▶ EXERCISE BRIEF
Reproduce the data below in full and exclude every picture.

* Begin RECORDS FOR THE EXERCISE *

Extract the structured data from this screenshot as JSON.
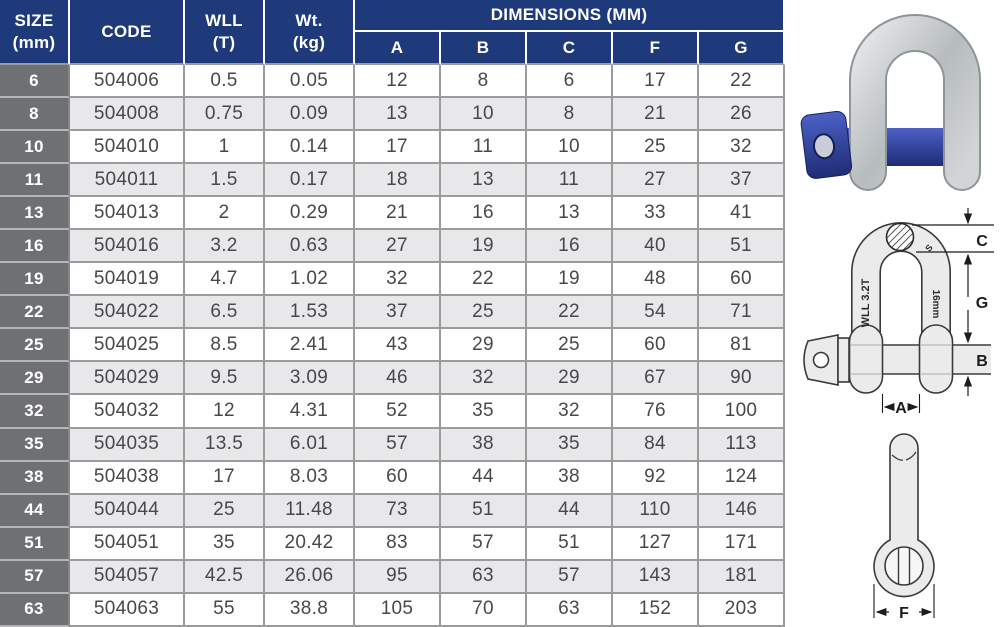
{
  "table": {
    "headers": {
      "size_line1": "SIZE",
      "size_line2": "(mm)",
      "code": "CODE",
      "wll_line1": "WLL",
      "wll_line2": "(T)",
      "wt_line1": "Wt.",
      "wt_line2": "(kg)",
      "dimensions": "DIMENSIONS (MM)",
      "dim_cols": [
        "A",
        "B",
        "C",
        "F",
        "G"
      ]
    },
    "rows": [
      [
        "6",
        "504006",
        "0.5",
        "0.05",
        "12",
        "8",
        "6",
        "17",
        "22"
      ],
      [
        "8",
        "504008",
        "0.75",
        "0.09",
        "13",
        "10",
        "8",
        "21",
        "26"
      ],
      [
        "10",
        "504010",
        "1",
        "0.14",
        "17",
        "11",
        "10",
        "25",
        "32"
      ],
      [
        "11",
        "504011",
        "1.5",
        "0.17",
        "18",
        "13",
        "11",
        "27",
        "37"
      ],
      [
        "13",
        "504013",
        "2",
        "0.29",
        "21",
        "16",
        "13",
        "33",
        "41"
      ],
      [
        "16",
        "504016",
        "3.2",
        "0.63",
        "27",
        "19",
        "16",
        "40",
        "51"
      ],
      [
        "19",
        "504019",
        "4.7",
        "1.02",
        "32",
        "22",
        "19",
        "48",
        "60"
      ],
      [
        "22",
        "504022",
        "6.5",
        "1.53",
        "37",
        "25",
        "22",
        "54",
        "71"
      ],
      [
        "25",
        "504025",
        "8.5",
        "2.41",
        "43",
        "29",
        "25",
        "60",
        "81"
      ],
      [
        "29",
        "504029",
        "9.5",
        "3.09",
        "46",
        "32",
        "29",
        "67",
        "90"
      ],
      [
        "32",
        "504032",
        "12",
        "4.31",
        "52",
        "35",
        "32",
        "76",
        "100"
      ],
      [
        "35",
        "504035",
        "13.5",
        "6.01",
        "57",
        "38",
        "35",
        "84",
        "113"
      ],
      [
        "38",
        "504038",
        "17",
        "8.03",
        "60",
        "44",
        "38",
        "92",
        "124"
      ],
      [
        "44",
        "504044",
        "25",
        "11.48",
        "73",
        "51",
        "44",
        "110",
        "146"
      ],
      [
        "51",
        "504051",
        "35",
        "20.42",
        "83",
        "57",
        "51",
        "127",
        "171"
      ],
      [
        "57",
        "504057",
        "42.5",
        "26.06",
        "95",
        "63",
        "57",
        "143",
        "181"
      ],
      [
        "63",
        "504063",
        "55",
        "38.8",
        "105",
        "70",
        "63",
        "152",
        "203"
      ]
    ]
  },
  "figures": {
    "photo_alt": "galvanized d-shackle with blue screw pin",
    "front_diagram": {
      "label_c": "C",
      "label_g": "G",
      "label_b": "B",
      "label_a": "A",
      "leg_text_left": "WLL 3.2T",
      "leg_text_right": "16mm",
      "stamp": "S"
    },
    "side_diagram": {
      "label_f": "F"
    }
  },
  "colors": {
    "header_navy": "#1e3a7a",
    "size_column_gray": "#6f7073",
    "row_alt_gray": "#e8e8ea",
    "grid_gray": "#9b9b9b",
    "cell_text": "#48484a",
    "pin_blue": "#2e3f9e"
  }
}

* End RECORDS FOR THE EXERCISE *

▶ RESPONSE
Extract the structured data from this screenshot as JSON.
{
  "table": {
    "headers": {
      "size_line1": "SIZE",
      "size_line2": "(mm)",
      "code": "CODE",
      "wll_line1": "WLL",
      "wll_line2": "(T)",
      "wt_line1": "Wt.",
      "wt_line2": "(kg)",
      "dimensions": "DIMENSIONS (MM)",
      "dim_cols": [
        "A",
        "B",
        "C",
        "F",
        "G"
      ]
    },
    "rows": [
      [
        "6",
        "504006",
        "0.5",
        "0.05",
        "12",
        "8",
        "6",
        "17",
        "22"
      ],
      [
        "8",
        "504008",
        "0.75",
        "0.09",
        "13",
        "10",
        "8",
        "21",
        "26"
      ],
      [
        "10",
        "504010",
        "1",
        "0.14",
        "17",
        "11",
        "10",
        "25",
        "32"
      ],
      [
        "11",
        "504011",
        "1.5",
        "0.17",
        "18",
        "13",
        "11",
        "27",
        "37"
      ],
      [
        "13",
        "504013",
        "2",
        "0.29",
        "21",
        "16",
        "13",
        "33",
        "41"
      ],
      [
        "16",
        "504016",
        "3.2",
        "0.63",
        "27",
        "19",
        "16",
        "40",
        "51"
      ],
      [
        "19",
        "504019",
        "4.7",
        "1.02",
        "32",
        "22",
        "19",
        "48",
        "60"
      ],
      [
        "22",
        "504022",
        "6.5",
        "1.53",
        "37",
        "25",
        "22",
        "54",
        "71"
      ],
      [
        "25",
        "504025",
        "8.5",
        "2.41",
        "43",
        "29",
        "25",
        "60",
        "81"
      ],
      [
        "29",
        "504029",
        "9.5",
        "3.09",
        "46",
        "32",
        "29",
        "67",
        "90"
      ],
      [
        "32",
        "504032",
        "12",
        "4.31",
        "52",
        "35",
        "32",
        "76",
        "100"
      ],
      [
        "35",
        "504035",
        "13.5",
        "6.01",
        "57",
        "38",
        "35",
        "84",
        "113"
      ],
      [
        "38",
        "504038",
        "17",
        "8.03",
        "60",
        "44",
        "38",
        "92",
        "124"
      ],
      [
        "44",
        "504044",
        "25",
        "11.48",
        "73",
        "51",
        "44",
        "110",
        "146"
      ],
      [
        "51",
        "504051",
        "35",
        "20.42",
        "83",
        "57",
        "51",
        "127",
        "171"
      ],
      [
        "57",
        "504057",
        "42.5",
        "26.06",
        "95",
        "63",
        "57",
        "143",
        "181"
      ],
      [
        "63",
        "504063",
        "55",
        "38.8",
        "105",
        "70",
        "63",
        "152",
        "203"
      ]
    ]
  },
  "figures": {
    "photo_alt": "galvanized d-shackle with blue screw pin",
    "front_diagram": {
      "label_c": "C",
      "label_g": "G",
      "label_b": "B",
      "label_a": "A",
      "leg_text_left": "WLL 3.2T",
      "leg_text_right": "16mm",
      "stamp": "S"
    },
    "side_diagram": {
      "label_f": "F"
    }
  },
  "colors": {
    "header_navy": "#1e3a7a",
    "size_column_gray": "#6f7073",
    "row_alt_gray": "#e8e8ea",
    "grid_gray": "#9b9b9b",
    "cell_text": "#48484a",
    "pin_blue": "#2e3f9e"
  }
}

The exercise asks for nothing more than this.